## Work to be completed
Below are some records. Say how many of their lines contain the string "Search", and give nothing but the number.

Records:
* Start *

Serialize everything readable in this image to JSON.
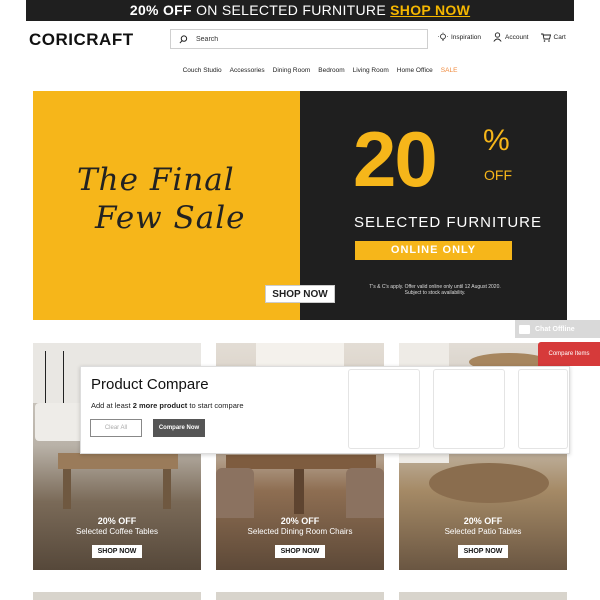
{
  "promo": {
    "bold_text": "20% OFF",
    "regular_text": "ON SELECTED FURNITURE",
    "link_text": "SHOP NOW"
  },
  "header": {
    "logo": "CORICRAFT",
    "search_placeholder": "Search",
    "links": {
      "inspiration": "Inspiration",
      "account": "Account",
      "cart": "Cart"
    }
  },
  "nav": [
    "Couch Studio",
    "Accessories",
    "Dining Room",
    "Bedroom",
    "Living Room",
    "Home Office",
    "SALE"
  ],
  "hero": {
    "script_line1": "The Final",
    "script_line2": "Few Sale",
    "shop_now": "SHOP NOW",
    "big_number": "20",
    "percent": "%",
    "off": "OFF",
    "selected": "SELECTED FURNITURE",
    "online_only": "ONLINE ONLY",
    "terms_line1": "T's & C's apply. Offer valid online only until 12 August 2020.",
    "terms_line2": "Subject to stock availability."
  },
  "chat": {
    "label": "Chat Offline"
  },
  "compare_tab": "Compare Items",
  "compare": {
    "title": "Product Compare",
    "hint_pre": "Add at least ",
    "hint_bold": "2 more product",
    "hint_post": " to start compare",
    "clear_all": "Clear All",
    "compare_now": "Compare Now"
  },
  "tiles": [
    {
      "pct": "20% OFF",
      "name": "Selected Coffee Tables",
      "shop": "SHOP NOW"
    },
    {
      "pct": "20% OFF",
      "name": "Selected Dining Room Chairs",
      "shop": "SHOP NOW"
    },
    {
      "pct": "20% OFF",
      "name": "Selected Patio Tables",
      "shop": "SHOP NOW"
    }
  ],
  "colors": {
    "accent": "#f6b61a",
    "dark": "#1f1f1f",
    "sale": "#f08a3c",
    "compare_tab": "#d63a3a"
  }
}
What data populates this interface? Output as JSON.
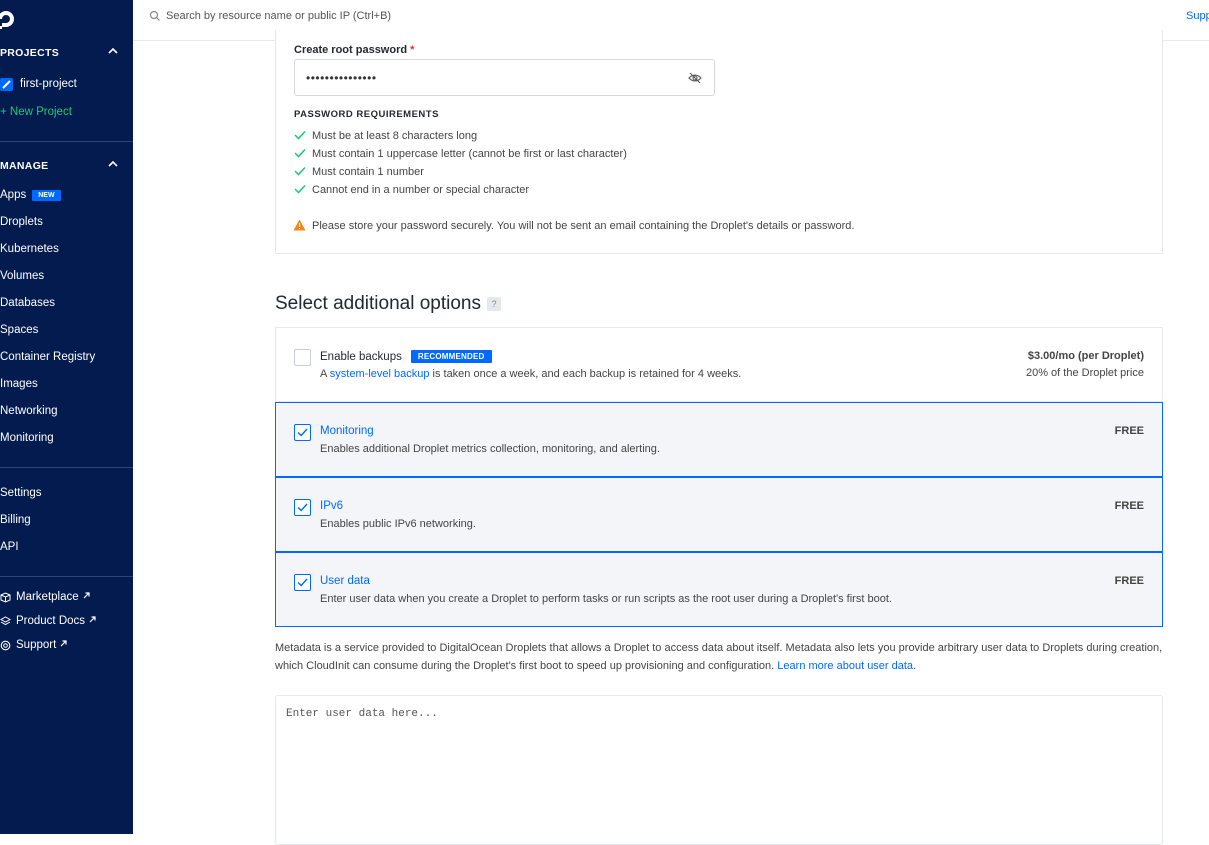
{
  "sidebar": {
    "projects_header": "PROJECTS",
    "project_name": "first-project",
    "new_project": "+ New Project",
    "manage_header": "MANAGE",
    "manage_items": [
      "Apps",
      "Droplets",
      "Kubernetes",
      "Volumes",
      "Databases",
      "Spaces",
      "Container Registry",
      "Images",
      "Networking",
      "Monitoring"
    ],
    "new_badge": "NEW",
    "account_items": [
      "Settings",
      "Billing",
      "API"
    ],
    "external_links": [
      "Marketplace",
      "Product Docs",
      "Support"
    ]
  },
  "topbar": {
    "search_placeholder": "Search by resource name or public IP (Ctrl+B)",
    "support_label": "Supp"
  },
  "password": {
    "label": "Create root password",
    "required_mark": "*",
    "value": "•••••••••••••••",
    "requirements_title": "PASSWORD REQUIREMENTS",
    "requirements": [
      "Must be at least 8 characters long",
      "Must contain 1 uppercase letter (cannot be first or last character)",
      "Must contain 1 number",
      "Cannot end in a number or special character"
    ],
    "warning": "Please store your password securely. You will not be sent an email containing the Droplet's details or password."
  },
  "options": {
    "title": "Select additional options",
    "help": "?",
    "backups": {
      "title": "Enable backups",
      "badge": "RECOMMENDED",
      "desc_prefix": "A ",
      "desc_link": "system-level backup",
      "desc_suffix": " is taken once a week, and each backup is retained for 4 weeks.",
      "price": "$3.00/mo (per Droplet)",
      "price_note": "20% of the Droplet price",
      "checked": false
    },
    "monitoring": {
      "title": "Monitoring",
      "desc": "Enables additional Droplet metrics collection, monitoring, and alerting.",
      "price": "FREE",
      "checked": true
    },
    "ipv6": {
      "title": "IPv6",
      "desc": "Enables public IPv6 networking.",
      "price": "FREE",
      "checked": true
    },
    "user_data": {
      "title": "User data",
      "desc": "Enter user data when you create a Droplet to perform tasks or run scripts as the root user during a Droplet's first boot.",
      "price": "FREE",
      "checked": true
    }
  },
  "metadata": {
    "text": "Metadata is a service provided to DigitalOcean Droplets that allows a Droplet to access data about itself. Metadata also lets you provide arbitrary user data to Droplets during creation, which CloudInit can consume during the Droplet's first boot to speed up provisioning and configuration. ",
    "link": "Learn more about user data",
    "end": "."
  },
  "user_data_input": {
    "placeholder": "Enter user data here...",
    "value": ""
  },
  "colors": {
    "sidebar_bg": "#031b4e",
    "accent": "#0069ff",
    "check_green": "#15cd72",
    "warning_orange": "#f5841f"
  }
}
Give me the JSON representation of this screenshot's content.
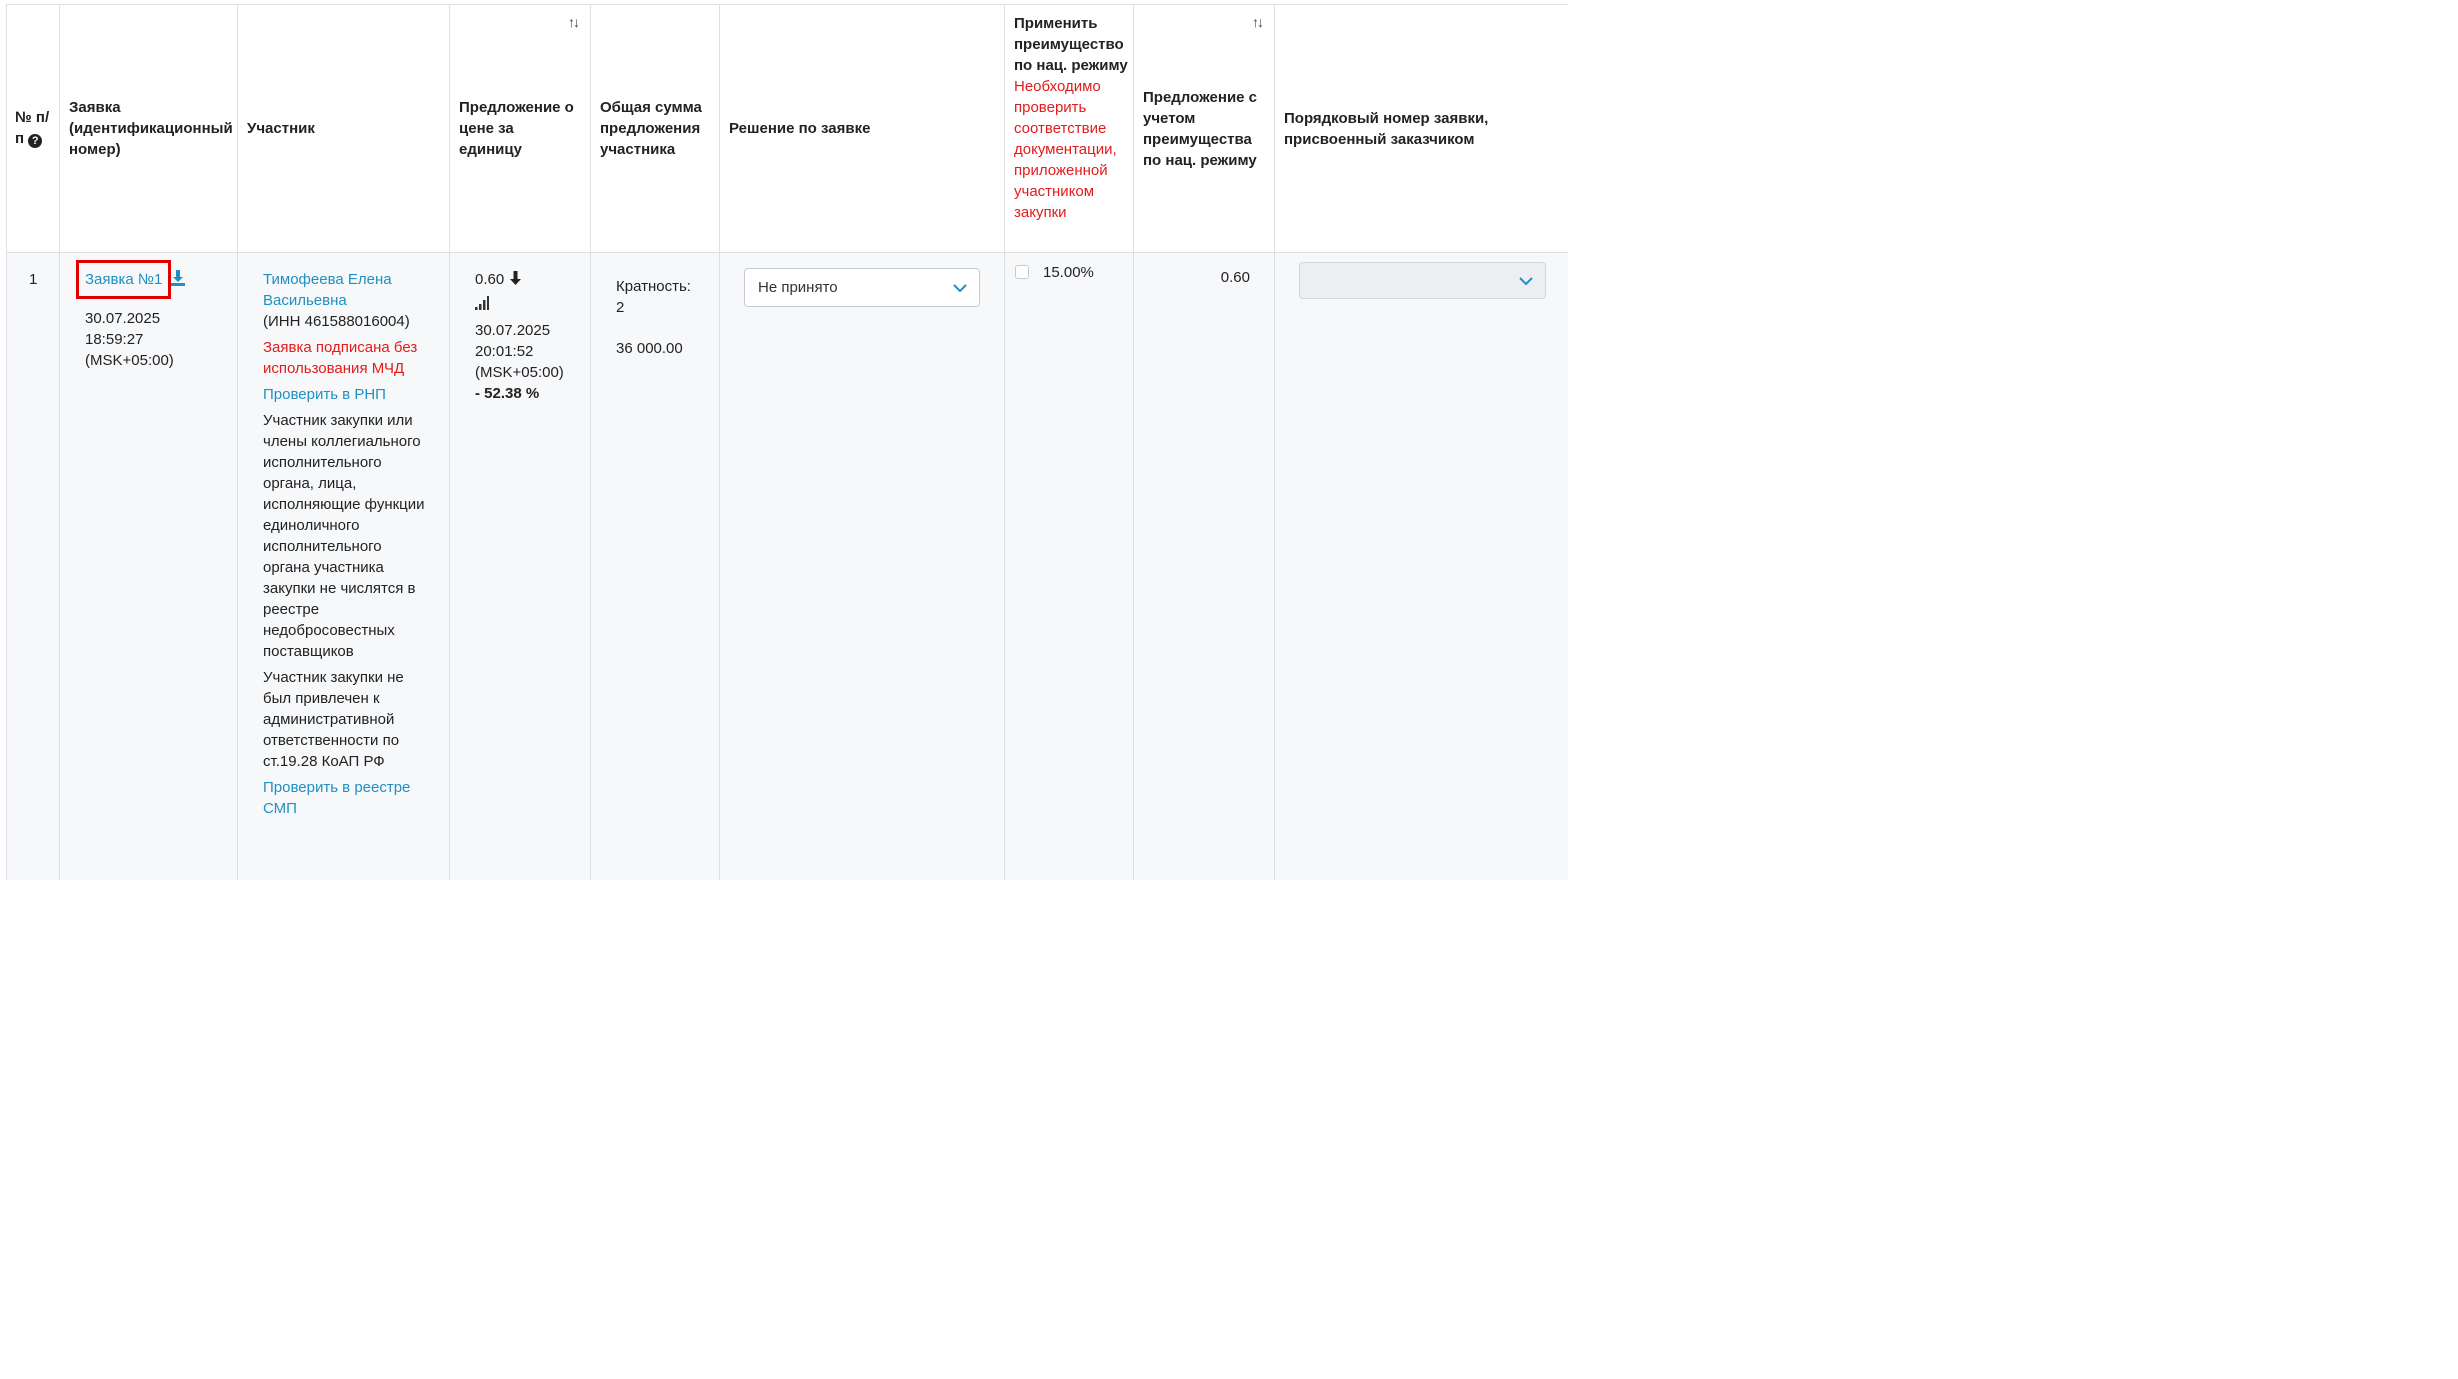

* End *

## Answer for the task
2